**WHAT YOU HAVE TO DO:**
Pictures do not belong in the copy; restate the records below word for word.
-- Begin PROVIDED DATA --
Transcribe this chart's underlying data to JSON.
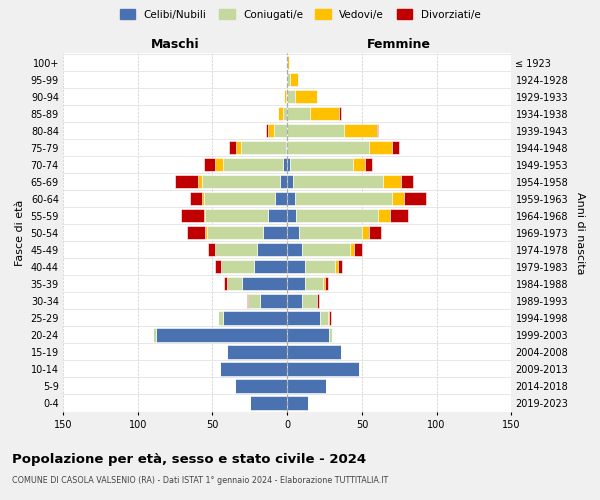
{
  "age_groups": [
    "0-4",
    "5-9",
    "10-14",
    "15-19",
    "20-24",
    "25-29",
    "30-34",
    "35-39",
    "40-44",
    "45-49",
    "50-54",
    "55-59",
    "60-64",
    "65-69",
    "70-74",
    "75-79",
    "80-84",
    "85-89",
    "90-94",
    "95-99",
    "100+"
  ],
  "birth_years": [
    "2019-2023",
    "2014-2018",
    "2009-2013",
    "2004-2008",
    "1999-2003",
    "1994-1998",
    "1989-1993",
    "1984-1988",
    "1979-1983",
    "1974-1978",
    "1969-1973",
    "1964-1968",
    "1959-1963",
    "1954-1958",
    "1949-1953",
    "1944-1948",
    "1939-1943",
    "1934-1938",
    "1929-1933",
    "1924-1928",
    "≤ 1923"
  ],
  "maschi_celibi": [
    25,
    35,
    45,
    40,
    88,
    43,
    18,
    30,
    22,
    20,
    16,
    13,
    8,
    5,
    3,
    1,
    0,
    0,
    0,
    0,
    0
  ],
  "maschi_coniugati": [
    0,
    0,
    0,
    0,
    2,
    3,
    8,
    10,
    22,
    28,
    38,
    42,
    48,
    52,
    40,
    30,
    9,
    3,
    1,
    0,
    0
  ],
  "maschi_vedovi": [
    0,
    0,
    0,
    0,
    0,
    0,
    0,
    0,
    0,
    0,
    1,
    1,
    1,
    3,
    5,
    3,
    4,
    3,
    1,
    0,
    0
  ],
  "maschi_divorziati": [
    0,
    0,
    0,
    0,
    0,
    0,
    1,
    2,
    4,
    5,
    12,
    15,
    8,
    15,
    8,
    5,
    1,
    0,
    0,
    0,
    0
  ],
  "femmine_nubili": [
    14,
    26,
    48,
    36,
    28,
    22,
    10,
    12,
    12,
    10,
    8,
    6,
    5,
    4,
    2,
    0,
    0,
    0,
    0,
    0,
    0
  ],
  "femmine_coniugate": [
    0,
    0,
    0,
    0,
    2,
    5,
    10,
    12,
    20,
    32,
    42,
    55,
    65,
    60,
    42,
    55,
    38,
    15,
    5,
    2,
    0
  ],
  "femmine_vedove": [
    0,
    0,
    0,
    0,
    0,
    1,
    0,
    1,
    2,
    3,
    5,
    8,
    8,
    12,
    8,
    15,
    22,
    20,
    15,
    5,
    1
  ],
  "femmine_divorziate": [
    0,
    0,
    0,
    0,
    0,
    1,
    1,
    2,
    3,
    5,
    8,
    12,
    15,
    8,
    5,
    5,
    1,
    1,
    0,
    0,
    0
  ],
  "color_celibi": "#4a72b0",
  "color_coniugati": "#c5d99e",
  "color_vedovi": "#ffc000",
  "color_divorziati": "#c00000",
  "xlim": 150,
  "title": "Popolazione per età, sesso e stato civile - 2024",
  "subtitle": "COMUNE DI CASOLA VALSENIO (RA) - Dati ISTAT 1° gennaio 2024 - Elaborazione TUTTITALIA.IT",
  "ylabel_left": "Fasce di età",
  "ylabel_right": "Anni di nascita",
  "label_maschi": "Maschi",
  "label_femmine": "Femmine",
  "bg_color": "#f0f0f0",
  "plot_bg_color": "#ffffff",
  "legend_labels": [
    "Celibi/Nubili",
    "Coniugati/e",
    "Vedovi/e",
    "Divorziati/e"
  ]
}
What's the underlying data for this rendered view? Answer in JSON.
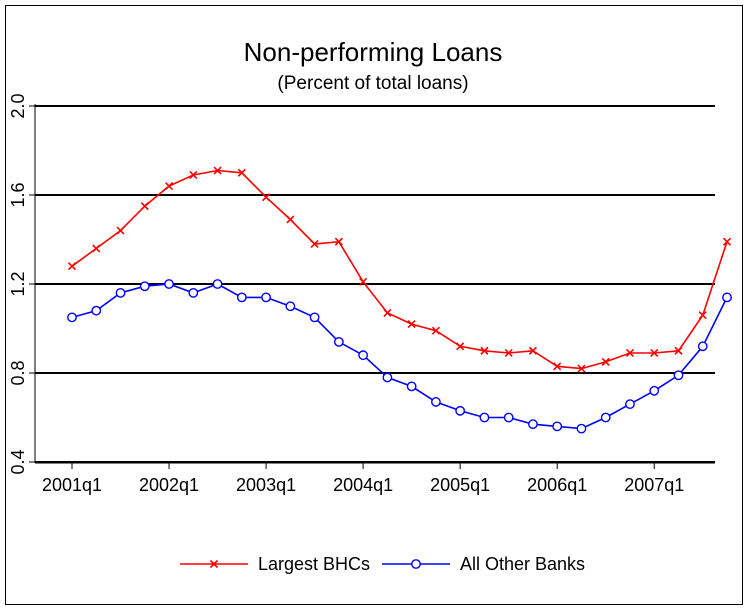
{
  "chart_data": {
    "type": "line",
    "title": "Non-performing Loans",
    "subtitle": "(Percent of total loans)",
    "xlabel": "",
    "ylabel": "",
    "ylim": [
      0.4,
      2.0
    ],
    "yticks": [
      "0.4",
      "0.8",
      "1.2",
      "1.6",
      "2.0"
    ],
    "xticks": [
      "2001q1",
      "2002q1",
      "2003q1",
      "2004q1",
      "2005q1",
      "2006q1",
      "2007q1"
    ],
    "grid": "horizontal",
    "legend_position": "bottom",
    "x": [
      "2001q1",
      "2001q2",
      "2001q3",
      "2001q4",
      "2002q1",
      "2002q2",
      "2002q3",
      "2002q4",
      "2003q1",
      "2003q2",
      "2003q3",
      "2003q4",
      "2004q1",
      "2004q2",
      "2004q3",
      "2004q4",
      "2005q1",
      "2005q2",
      "2005q3",
      "2005q4",
      "2006q1",
      "2006q2",
      "2006q3",
      "2006q4",
      "2007q1",
      "2007q2",
      "2007q3",
      "2007q4"
    ],
    "series": [
      {
        "name": "Largest BHCs",
        "color": "#ff0000",
        "marker": "x",
        "values": [
          1.28,
          1.36,
          1.44,
          1.55,
          1.64,
          1.69,
          1.71,
          1.7,
          1.59,
          1.49,
          1.38,
          1.39,
          1.21,
          1.07,
          1.02,
          0.99,
          0.92,
          0.9,
          0.89,
          0.9,
          0.83,
          0.82,
          0.85,
          0.89,
          0.89,
          0.9,
          1.06,
          1.39
        ]
      },
      {
        "name": "All Other Banks",
        "color": "#0000ff",
        "marker": "circle",
        "values": [
          1.05,
          1.08,
          1.16,
          1.19,
          1.2,
          1.16,
          1.2,
          1.14,
          1.14,
          1.1,
          1.05,
          0.94,
          0.88,
          0.78,
          0.74,
          0.67,
          0.63,
          0.6,
          0.6,
          0.57,
          0.56,
          0.55,
          0.6,
          0.66,
          0.72,
          0.79,
          0.92,
          1.14
        ]
      }
    ]
  }
}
-- End PROVIDED DATA --
**REPLY TO THE EXERCISE:**
Transcribe this chart's underlying data to JSON.
{
  "age_groups": [
    "0-4",
    "5-9",
    "10-14",
    "15-19",
    "20-24",
    "25-29",
    "30-34",
    "35-39",
    "40-44",
    "45-49",
    "50-54",
    "55-59",
    "60-64",
    "65-69",
    "70-74",
    "75-79",
    "80-84",
    "85-89",
    "90-94",
    "95-99",
    "100+"
  ],
  "birth_years": [
    "2019-2023",
    "2014-2018",
    "2009-2013",
    "2004-2008",
    "1999-2003",
    "1994-1998",
    "1989-1993",
    "1984-1988",
    "1979-1983",
    "1974-1978",
    "1969-1973",
    "1964-1968",
    "1959-1963",
    "1954-1958",
    "1949-1953",
    "1944-1948",
    "1939-1943",
    "1934-1938",
    "1929-1933",
    "1924-1928",
    "≤ 1923"
  ],
  "maschi_celibi": [
    25,
    35,
    45,
    40,
    88,
    43,
    18,
    30,
    22,
    20,
    16,
    13,
    8,
    5,
    3,
    1,
    0,
    0,
    0,
    0,
    0
  ],
  "maschi_coniugati": [
    0,
    0,
    0,
    0,
    2,
    3,
    8,
    10,
    22,
    28,
    38,
    42,
    48,
    52,
    40,
    30,
    9,
    3,
    1,
    0,
    0
  ],
  "maschi_vedovi": [
    0,
    0,
    0,
    0,
    0,
    0,
    0,
    0,
    0,
    0,
    1,
    1,
    1,
    3,
    5,
    3,
    4,
    3,
    1,
    0,
    0
  ],
  "maschi_divorziati": [
    0,
    0,
    0,
    0,
    0,
    0,
    1,
    2,
    4,
    5,
    12,
    15,
    8,
    15,
    8,
    5,
    1,
    0,
    0,
    0,
    0
  ],
  "femmine_nubili": [
    14,
    26,
    48,
    36,
    28,
    22,
    10,
    12,
    12,
    10,
    8,
    6,
    5,
    4,
    2,
    0,
    0,
    0,
    0,
    0,
    0
  ],
  "femmine_coniugate": [
    0,
    0,
    0,
    0,
    2,
    5,
    10,
    12,
    20,
    32,
    42,
    55,
    65,
    60,
    42,
    55,
    38,
    15,
    5,
    2,
    0
  ],
  "femmine_vedove": [
    0,
    0,
    0,
    0,
    0,
    1,
    0,
    1,
    2,
    3,
    5,
    8,
    8,
    12,
    8,
    15,
    22,
    20,
    15,
    5,
    1
  ],
  "femmine_divorziate": [
    0,
    0,
    0,
    0,
    0,
    1,
    1,
    2,
    3,
    5,
    8,
    12,
    15,
    8,
    5,
    5,
    1,
    1,
    0,
    0,
    0
  ],
  "color_celibi": "#4a72b0",
  "color_coniugati": "#c5d99e",
  "color_vedovi": "#ffc000",
  "color_divorziati": "#c00000",
  "xlim": 150,
  "title": "Popolazione per età, sesso e stato civile - 2024",
  "subtitle": "COMUNE DI CASOLA VALSENIO (RA) - Dati ISTAT 1° gennaio 2024 - Elaborazione TUTTITALIA.IT",
  "ylabel_left": "Fasce di età",
  "ylabel_right": "Anni di nascita",
  "label_maschi": "Maschi",
  "label_femmine": "Femmine",
  "bg_color": "#f0f0f0",
  "plot_bg_color": "#ffffff",
  "legend_labels": [
    "Celibi/Nubili",
    "Coniugati/e",
    "Vedovi/e",
    "Divorziati/e"
  ]
}
What's the underlying data for this rendered view? Answer in JSON.
{
  "chart_data": {
    "type": "line",
    "title": "Non-performing Loans",
    "subtitle": "(Percent of total loans)",
    "xlabel": "",
    "ylabel": "",
    "ylim": [
      0.4,
      2.0
    ],
    "yticks": [
      "0.4",
      "0.8",
      "1.2",
      "1.6",
      "2.0"
    ],
    "xticks": [
      "2001q1",
      "2002q1",
      "2003q1",
      "2004q1",
      "2005q1",
      "2006q1",
      "2007q1"
    ],
    "grid": "horizontal",
    "legend_position": "bottom",
    "x": [
      "2001q1",
      "2001q2",
      "2001q3",
      "2001q4",
      "2002q1",
      "2002q2",
      "2002q3",
      "2002q4",
      "2003q1",
      "2003q2",
      "2003q3",
      "2003q4",
      "2004q1",
      "2004q2",
      "2004q3",
      "2004q4",
      "2005q1",
      "2005q2",
      "2005q3",
      "2005q4",
      "2006q1",
      "2006q2",
      "2006q3",
      "2006q4",
      "2007q1",
      "2007q2",
      "2007q3",
      "2007q4"
    ],
    "series": [
      {
        "name": "Largest BHCs",
        "color": "#ff0000",
        "marker": "x",
        "values": [
          1.28,
          1.36,
          1.44,
          1.55,
          1.64,
          1.69,
          1.71,
          1.7,
          1.59,
          1.49,
          1.38,
          1.39,
          1.21,
          1.07,
          1.02,
          0.99,
          0.92,
          0.9,
          0.89,
          0.9,
          0.83,
          0.82,
          0.85,
          0.89,
          0.89,
          0.9,
          1.06,
          1.39
        ]
      },
      {
        "name": "All Other Banks",
        "color": "#0000ff",
        "marker": "circle",
        "values": [
          1.05,
          1.08,
          1.16,
          1.19,
          1.2,
          1.16,
          1.2,
          1.14,
          1.14,
          1.1,
          1.05,
          0.94,
          0.88,
          0.78,
          0.74,
          0.67,
          0.63,
          0.6,
          0.6,
          0.57,
          0.56,
          0.55,
          0.6,
          0.66,
          0.72,
          0.79,
          0.92,
          1.14
        ]
      }
    ]
  }
}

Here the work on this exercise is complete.